▶ _Work to complete_:
Scan the data below. Pull out each line where "ylabel" occurs.
..............................
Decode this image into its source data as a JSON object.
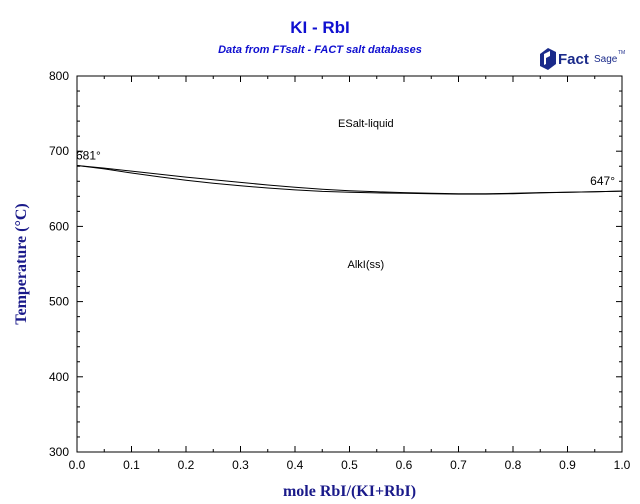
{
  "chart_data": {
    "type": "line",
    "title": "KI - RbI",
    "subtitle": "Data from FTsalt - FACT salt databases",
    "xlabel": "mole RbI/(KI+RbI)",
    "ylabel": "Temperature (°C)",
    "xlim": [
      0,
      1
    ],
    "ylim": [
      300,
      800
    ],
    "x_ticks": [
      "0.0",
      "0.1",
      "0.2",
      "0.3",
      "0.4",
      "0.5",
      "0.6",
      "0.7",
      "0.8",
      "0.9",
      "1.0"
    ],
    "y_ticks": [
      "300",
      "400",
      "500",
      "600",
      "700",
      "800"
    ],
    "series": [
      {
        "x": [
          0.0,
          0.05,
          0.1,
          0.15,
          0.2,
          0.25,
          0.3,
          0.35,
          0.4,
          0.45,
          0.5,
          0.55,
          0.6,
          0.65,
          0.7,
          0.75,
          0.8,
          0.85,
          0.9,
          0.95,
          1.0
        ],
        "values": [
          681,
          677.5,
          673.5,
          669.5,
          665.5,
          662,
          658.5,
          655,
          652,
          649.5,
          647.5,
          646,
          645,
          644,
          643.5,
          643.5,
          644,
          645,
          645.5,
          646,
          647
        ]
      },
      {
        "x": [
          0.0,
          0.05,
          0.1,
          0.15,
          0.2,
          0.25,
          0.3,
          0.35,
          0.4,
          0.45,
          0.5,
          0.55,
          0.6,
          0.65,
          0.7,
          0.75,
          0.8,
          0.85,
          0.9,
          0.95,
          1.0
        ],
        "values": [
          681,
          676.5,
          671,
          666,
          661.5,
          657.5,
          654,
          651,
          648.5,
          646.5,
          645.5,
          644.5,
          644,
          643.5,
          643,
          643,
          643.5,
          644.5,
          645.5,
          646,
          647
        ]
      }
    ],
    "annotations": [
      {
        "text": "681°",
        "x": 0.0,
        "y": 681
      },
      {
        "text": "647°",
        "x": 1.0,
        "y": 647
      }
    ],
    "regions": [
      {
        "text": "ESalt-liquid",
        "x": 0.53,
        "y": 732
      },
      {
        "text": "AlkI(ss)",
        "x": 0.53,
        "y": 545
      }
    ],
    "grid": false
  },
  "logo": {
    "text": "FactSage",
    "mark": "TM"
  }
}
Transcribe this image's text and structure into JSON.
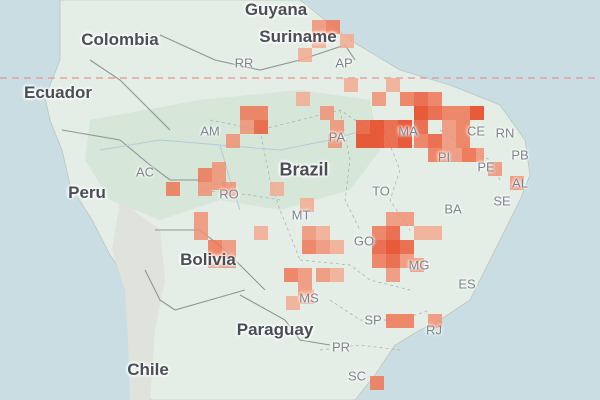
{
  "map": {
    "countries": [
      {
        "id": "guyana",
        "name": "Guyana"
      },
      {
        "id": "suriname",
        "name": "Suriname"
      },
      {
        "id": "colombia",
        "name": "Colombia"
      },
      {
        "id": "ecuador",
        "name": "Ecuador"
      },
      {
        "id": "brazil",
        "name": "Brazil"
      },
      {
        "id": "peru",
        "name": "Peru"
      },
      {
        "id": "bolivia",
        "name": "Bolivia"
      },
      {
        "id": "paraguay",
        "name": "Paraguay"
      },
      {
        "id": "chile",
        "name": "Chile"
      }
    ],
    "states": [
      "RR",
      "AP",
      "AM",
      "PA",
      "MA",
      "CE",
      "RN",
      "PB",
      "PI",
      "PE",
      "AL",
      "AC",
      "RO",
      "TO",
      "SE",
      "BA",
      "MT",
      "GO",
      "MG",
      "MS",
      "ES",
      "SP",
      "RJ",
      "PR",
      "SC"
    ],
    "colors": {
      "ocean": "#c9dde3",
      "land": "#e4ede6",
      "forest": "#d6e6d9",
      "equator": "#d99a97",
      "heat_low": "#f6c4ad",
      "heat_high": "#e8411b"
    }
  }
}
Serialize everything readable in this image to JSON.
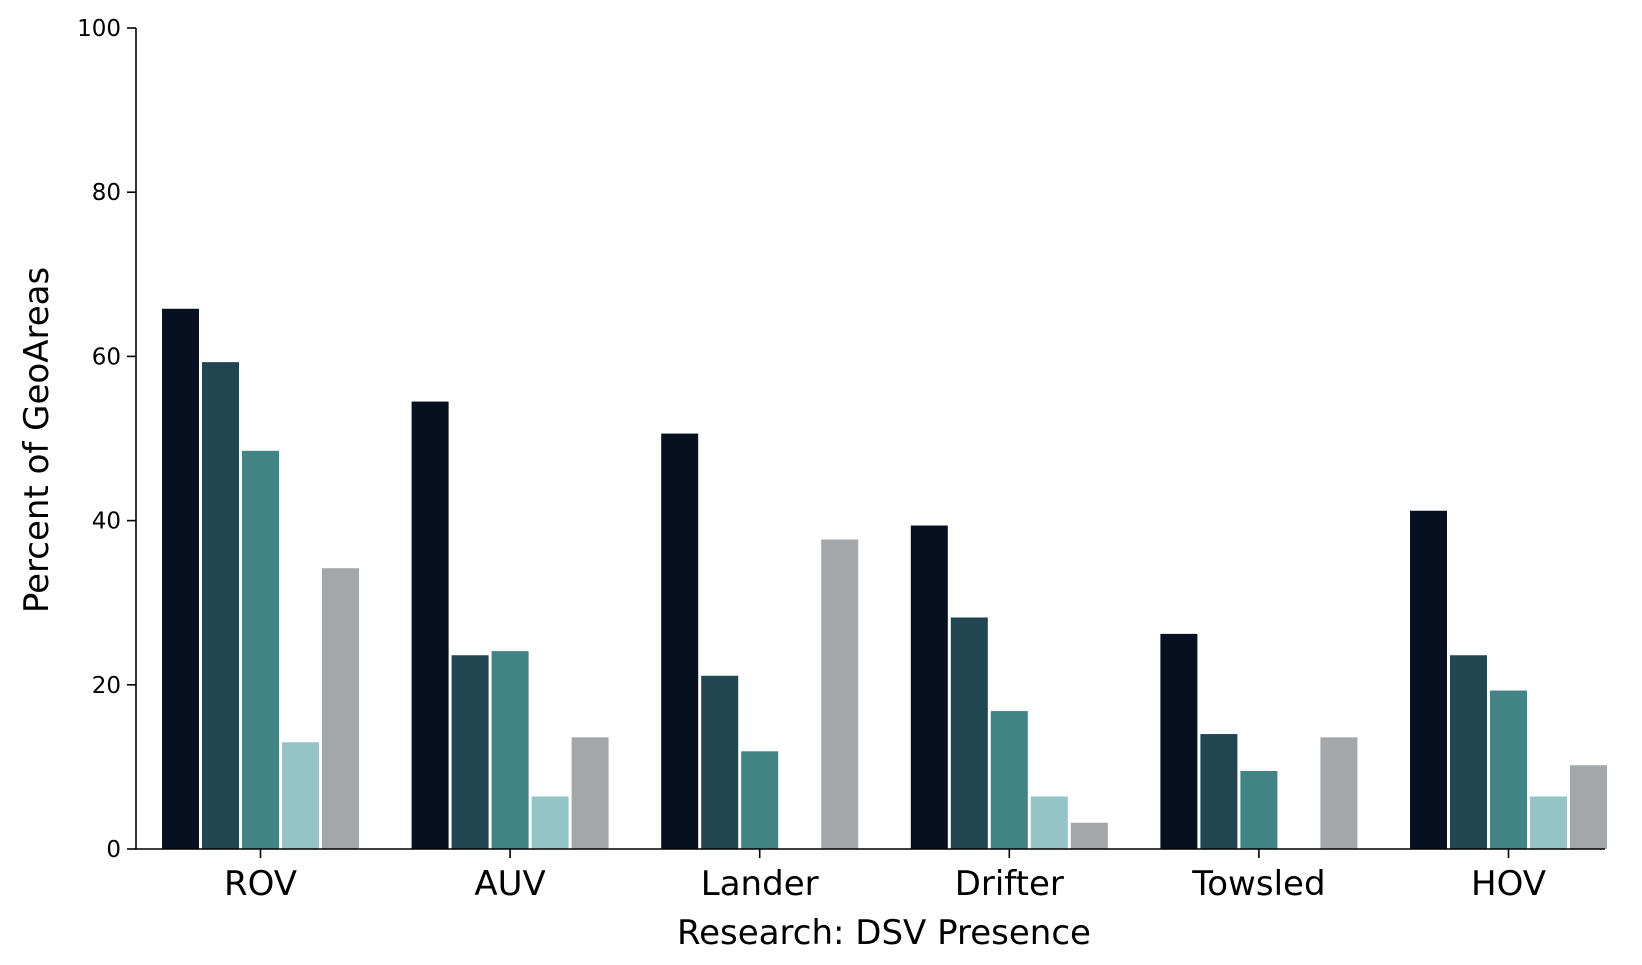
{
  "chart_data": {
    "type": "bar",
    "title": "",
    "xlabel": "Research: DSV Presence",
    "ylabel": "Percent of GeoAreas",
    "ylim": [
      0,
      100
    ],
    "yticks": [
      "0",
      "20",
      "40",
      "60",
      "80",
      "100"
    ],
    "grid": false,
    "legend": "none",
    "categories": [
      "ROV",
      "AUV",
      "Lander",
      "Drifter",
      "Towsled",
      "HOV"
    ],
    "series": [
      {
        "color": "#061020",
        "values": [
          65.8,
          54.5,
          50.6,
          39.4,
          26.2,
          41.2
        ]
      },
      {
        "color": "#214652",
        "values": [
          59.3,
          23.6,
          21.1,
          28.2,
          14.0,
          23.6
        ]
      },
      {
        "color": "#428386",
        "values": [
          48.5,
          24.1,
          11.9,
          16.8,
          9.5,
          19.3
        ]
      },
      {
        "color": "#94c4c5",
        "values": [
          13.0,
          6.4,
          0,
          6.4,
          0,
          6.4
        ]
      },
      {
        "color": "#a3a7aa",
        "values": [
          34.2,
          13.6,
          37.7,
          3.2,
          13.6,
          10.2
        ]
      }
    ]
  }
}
..............................
▶ _Result for this task_:
    "ylabel": "Temperature (°C)",
    "ylabel": "Percent of GeoAreas",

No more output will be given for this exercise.